━━━ Listed entries ━━━

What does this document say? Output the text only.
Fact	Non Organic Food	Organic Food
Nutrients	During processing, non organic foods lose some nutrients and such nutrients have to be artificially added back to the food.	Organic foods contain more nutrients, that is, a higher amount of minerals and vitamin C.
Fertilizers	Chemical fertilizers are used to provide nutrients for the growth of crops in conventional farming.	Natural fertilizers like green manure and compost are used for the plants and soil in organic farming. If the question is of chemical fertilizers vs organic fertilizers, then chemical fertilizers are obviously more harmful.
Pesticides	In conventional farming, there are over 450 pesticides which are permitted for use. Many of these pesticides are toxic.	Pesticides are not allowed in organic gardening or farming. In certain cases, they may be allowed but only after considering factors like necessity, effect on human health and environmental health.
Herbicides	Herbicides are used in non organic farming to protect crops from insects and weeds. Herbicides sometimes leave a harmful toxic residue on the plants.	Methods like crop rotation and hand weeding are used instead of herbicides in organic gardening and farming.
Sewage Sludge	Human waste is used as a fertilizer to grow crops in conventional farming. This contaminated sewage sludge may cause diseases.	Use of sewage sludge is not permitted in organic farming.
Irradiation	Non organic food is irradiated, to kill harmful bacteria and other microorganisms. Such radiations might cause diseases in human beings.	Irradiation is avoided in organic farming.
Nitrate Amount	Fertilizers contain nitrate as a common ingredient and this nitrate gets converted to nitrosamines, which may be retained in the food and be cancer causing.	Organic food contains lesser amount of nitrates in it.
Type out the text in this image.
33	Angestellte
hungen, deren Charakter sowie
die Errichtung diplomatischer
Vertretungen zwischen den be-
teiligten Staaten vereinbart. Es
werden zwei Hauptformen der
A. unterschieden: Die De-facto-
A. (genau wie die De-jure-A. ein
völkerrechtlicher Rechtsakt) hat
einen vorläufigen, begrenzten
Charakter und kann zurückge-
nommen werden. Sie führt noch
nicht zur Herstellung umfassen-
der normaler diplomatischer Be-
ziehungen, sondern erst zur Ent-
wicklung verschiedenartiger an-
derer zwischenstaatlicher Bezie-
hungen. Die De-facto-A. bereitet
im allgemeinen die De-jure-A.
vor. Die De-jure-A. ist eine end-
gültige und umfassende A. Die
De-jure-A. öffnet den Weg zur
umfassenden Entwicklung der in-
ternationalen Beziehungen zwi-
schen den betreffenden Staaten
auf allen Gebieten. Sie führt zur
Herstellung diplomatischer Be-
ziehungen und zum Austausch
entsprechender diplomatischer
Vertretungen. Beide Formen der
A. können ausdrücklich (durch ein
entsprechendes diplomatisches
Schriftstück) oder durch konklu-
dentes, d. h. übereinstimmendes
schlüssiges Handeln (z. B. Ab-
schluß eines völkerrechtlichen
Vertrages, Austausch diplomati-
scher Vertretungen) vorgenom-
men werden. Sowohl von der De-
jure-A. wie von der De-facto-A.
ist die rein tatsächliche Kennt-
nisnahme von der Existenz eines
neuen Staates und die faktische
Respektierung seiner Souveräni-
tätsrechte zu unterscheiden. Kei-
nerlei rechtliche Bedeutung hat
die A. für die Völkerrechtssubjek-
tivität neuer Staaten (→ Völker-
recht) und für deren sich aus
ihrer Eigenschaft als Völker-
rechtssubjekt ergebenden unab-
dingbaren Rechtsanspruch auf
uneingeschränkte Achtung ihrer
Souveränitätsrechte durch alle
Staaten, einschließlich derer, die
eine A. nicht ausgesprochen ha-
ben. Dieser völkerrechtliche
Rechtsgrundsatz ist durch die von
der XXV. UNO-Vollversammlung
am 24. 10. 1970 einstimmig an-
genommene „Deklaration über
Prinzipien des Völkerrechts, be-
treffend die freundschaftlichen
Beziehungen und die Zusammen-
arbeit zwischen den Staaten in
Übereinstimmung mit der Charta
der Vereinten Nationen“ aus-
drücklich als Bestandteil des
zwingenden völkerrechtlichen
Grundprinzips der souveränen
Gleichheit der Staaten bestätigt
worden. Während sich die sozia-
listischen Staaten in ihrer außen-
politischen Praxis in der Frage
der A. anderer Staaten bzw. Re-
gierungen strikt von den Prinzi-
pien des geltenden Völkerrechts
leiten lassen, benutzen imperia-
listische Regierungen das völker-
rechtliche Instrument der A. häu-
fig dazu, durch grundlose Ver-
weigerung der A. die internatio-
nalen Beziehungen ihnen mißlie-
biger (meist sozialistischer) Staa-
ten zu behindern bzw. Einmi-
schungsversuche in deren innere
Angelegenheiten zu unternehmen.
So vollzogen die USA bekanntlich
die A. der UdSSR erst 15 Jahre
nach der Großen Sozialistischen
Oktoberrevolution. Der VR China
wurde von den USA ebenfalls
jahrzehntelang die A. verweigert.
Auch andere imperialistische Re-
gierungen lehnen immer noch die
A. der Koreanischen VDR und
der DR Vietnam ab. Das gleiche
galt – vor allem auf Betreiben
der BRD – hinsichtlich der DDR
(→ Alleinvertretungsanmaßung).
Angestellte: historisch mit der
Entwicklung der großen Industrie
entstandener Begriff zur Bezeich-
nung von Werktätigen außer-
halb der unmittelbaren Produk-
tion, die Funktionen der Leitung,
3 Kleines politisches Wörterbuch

━━━

§ Prompt: All of the entries above should be transcribed exactly, line for line.

§ Response:
What does this document say? Output the text only.
Fact	Non Organic Food	Organic Food
Nutrients	During processing, non organic foods lose some nutrients and such nutrients have to be artificially added back to the food.	Organic foods contain more nutrients, that is, a higher amount of minerals and vitamin C.
Fertilizers	Chemical fertilizers are used to provide nutrients for the growth of crops in conventional farming.	Natural fertilizers like green manure and compost are used for the plants and soil in organic farming. If the question is of chemical fertilizers vs organic fertilizers, then chemical fertilizers are obviously more harmful.
Pesticides	In conventional farming, there are over 450 pesticides which are permitted for use. Many of these pesticides are toxic.	Pesticides are not allowed in organic gardening or farming. In certain cases, they may be allowed but only after considering factors like necessity, effect on human health and environmental health.
Herbicides	Herbicides are used in non organic farming to protect crops from insects and weeds. Herbicides sometimes leave a harmful toxic residue on the plants.	Methods like crop rotation and hand weeding are used instead of herbicides in organic gardening and farming.
Sewage Sludge	Human waste is used as a fertilizer to grow crops in conventional farming. This contaminated sewage sludge may cause diseases.	Use of sewage sludge is not permitted in organic farming.
Irradiation	Non organic food is irradiated, to kill harmful bacteria and other microorganisms. Such radiations might cause diseases in human beings.	Irradiation is avoided in organic farming.
Nitrate Amount	Fertilizers contain nitrate as a common ingredient and this nitrate gets converted to nitrosamines, which may be retained in the food and be cancer causing.	Organic food contains lesser amount of nitrates in it.
Type out the text in this image.
33	Angestellte
hungen, deren Charakter sowie
die Errichtung diplomatischer
Vertretungen zwischen den be-
teiligten Staaten vereinbart. Es
werden zwei Hauptformen der
A. unterschieden: Die De-facto-
A. (genau wie die De-jure-A. ein
völkerrechtlicher Rechtsakt) hat
einen vorläufigen, begrenzten
Charakter und kann zurückge-
nommen werden. Sie führt noch
nicht zur Herstellung umfassen-
der normaler diplomatischer Be-
ziehungen, sondern erst zur Ent-
wicklung verschiedenartiger an-
derer zwischenstaatlicher Bezie-
hungen. Die De-facto-A. bereitet
im allgemeinen die De-jure-A.
vor. Die De-jure-A. ist eine end-
gültige und umfassende A. Die
De-jure-A. öffnet den Weg zur
umfassenden Entwicklung der in-
ternationalen Beziehungen zwi-
schen den betreffenden Staaten
auf allen Gebieten. Sie führt zur
Herstellung diplomatischer Be-
ziehungen und zum Austausch
entsprechender diplomatischer
Vertretungen. Beide Formen der
A. können ausdrücklich (durch ein
entsprechendes diplomatisches
Schriftstück) oder durch konklu-
dentes, d. h. übereinstimmendes
schlüssiges Handeln (z. B. Ab-
schluß eines völkerrechtlichen
Vertrages, Austausch diplomati-
scher Vertretungen) vorgenom-
men werden. Sowohl von der De-
jure-A. wie von der De-facto-A.
ist die rein tatsächliche Kennt-
nisnahme von der Existenz eines
neuen Staates und die faktische
Respektierung seiner Souveräni-
tätsrechte zu unterscheiden. Kei-
nerlei rechtliche Bedeutung hat
die A. für die Völkerrechtssubjek-
tivität neuer Staaten (→ Völker-
recht) und für deren sich aus
ihrer Eigenschaft als Völker-
rechtssubjekt ergebenden unab-
dingbaren Rechtsanspruch auf
uneingeschränkte Achtung ihrer
Souveränitätsrechte durch alle
Staaten, einschließlich derer, die
eine A. nicht ausgesprochen ha-
ben. Dieser völkerrechtliche
Rechtsgrundsatz ist durch die von
der XXV. UNO-Vollversammlung
am 24. 10. 1970 einstimmig an-
genommene „Deklaration über
Prinzipien des Völkerrechts, be-
treffend die freundschaftlichen
Beziehungen und die Zusammen-
arbeit zwischen den Staaten in
Übereinstimmung mit der Charta
der Vereinten Nationen“ aus-
drücklich als Bestandteil des
zwingenden völkerrechtlichen
Grundprinzips der souveränen
Gleichheit der Staaten bestätigt
worden. Während sich die sozia-
listischen Staaten in ihrer außen-
politischen Praxis in der Frage
der A. anderer Staaten bzw. Re-
gierungen strikt von den Prinzi-
pien des geltenden Völkerrechts
leiten lassen, benutzen imperia-
listische Regierungen das völker-
rechtliche Instrument der A. häu-
fig dazu, durch grundlose Ver-
weigerung der A. die internatio-
nalen Beziehungen ihnen mißlie-
biger (meist sozialistischer) Staa-
ten zu behindern bzw. Einmi-
schungsversuche in deren innere
Angelegenheiten zu unternehmen.
So vollzogen die USA bekanntlich
die A. der UdSSR erst 15 Jahre
nach der Großen Sozialistischen
Oktoberrevolution. Der VR China
wurde von den USA ebenfalls
jahrzehntelang die A. verweigert.
Auch andere imperialistische Re-
gierungen lehnen immer noch die
A. der Koreanischen VDR und
der DR Vietnam ab. Das gleiche
galt – vor allem auf Betreiben
der BRD – hinsichtlich der DDR
(→ Alleinvertretungsanmaßung).
Angestellte: historisch mit der
Entwicklung der großen Industrie
entstandener Begriff zur Bezeich-
nung von Werktätigen außer-
halb der unmittelbaren Produk-
tion, die Funktionen der Leitung,
3 Kleines politisches Wörterbuch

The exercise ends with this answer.